> _Your objective_
Will you give the material below again, every line exactly as it is?

======== Entries shown ========

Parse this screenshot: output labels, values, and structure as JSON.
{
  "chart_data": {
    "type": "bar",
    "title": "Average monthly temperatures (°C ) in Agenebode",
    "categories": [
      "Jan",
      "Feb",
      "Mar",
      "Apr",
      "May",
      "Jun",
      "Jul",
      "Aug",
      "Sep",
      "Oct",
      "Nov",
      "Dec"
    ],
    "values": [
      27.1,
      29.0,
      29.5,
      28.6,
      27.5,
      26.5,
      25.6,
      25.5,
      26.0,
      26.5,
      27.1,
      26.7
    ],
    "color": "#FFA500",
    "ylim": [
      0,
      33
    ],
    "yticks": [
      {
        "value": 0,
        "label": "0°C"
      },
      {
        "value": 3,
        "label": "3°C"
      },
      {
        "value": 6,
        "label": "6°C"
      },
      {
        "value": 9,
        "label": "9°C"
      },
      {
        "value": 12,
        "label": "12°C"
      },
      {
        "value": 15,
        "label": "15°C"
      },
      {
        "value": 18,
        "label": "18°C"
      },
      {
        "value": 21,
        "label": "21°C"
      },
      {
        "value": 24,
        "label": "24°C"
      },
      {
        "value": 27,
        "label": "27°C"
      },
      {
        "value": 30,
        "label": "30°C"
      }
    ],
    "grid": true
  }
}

========

> _Task solution_
Parse this screenshot: output labels, values, and structure as JSON.
{
  "chart_data": {
    "type": "bar",
    "title": "Average monthly temperatures (°C ) in Agenebode",
    "categories": [
      "Jan",
      "Feb",
      "Mar",
      "Apr",
      "May",
      "Jun",
      "Jul",
      "Aug",
      "Sep",
      "Oct",
      "Nov",
      "Dec"
    ],
    "values": [
      27.1,
      29.0,
      29.5,
      28.6,
      27.5,
      26.5,
      25.6,
      25.5,
      26.0,
      26.5,
      27.1,
      26.7
    ],
    "color": "#FFA500",
    "ylim": [
      0,
      33
    ],
    "yticks": [
      {
        "value": 0,
        "label": "0°C"
      },
      {
        "value": 3,
        "label": "3°C"
      },
      {
        "value": 6,
        "label": "6°C"
      },
      {
        "value": 9,
        "label": "9°C"
      },
      {
        "value": 12,
        "label": "12°C"
      },
      {
        "value": 15,
        "label": "15°C"
      },
      {
        "value": 18,
        "label": "18°C"
      },
      {
        "value": 21,
        "label": "21°C"
      },
      {
        "value": 24,
        "label": "24°C"
      },
      {
        "value": 27,
        "label": "27°C"
      },
      {
        "value": 30,
        "label": "30°C"
      }
    ],
    "grid": true
  }
}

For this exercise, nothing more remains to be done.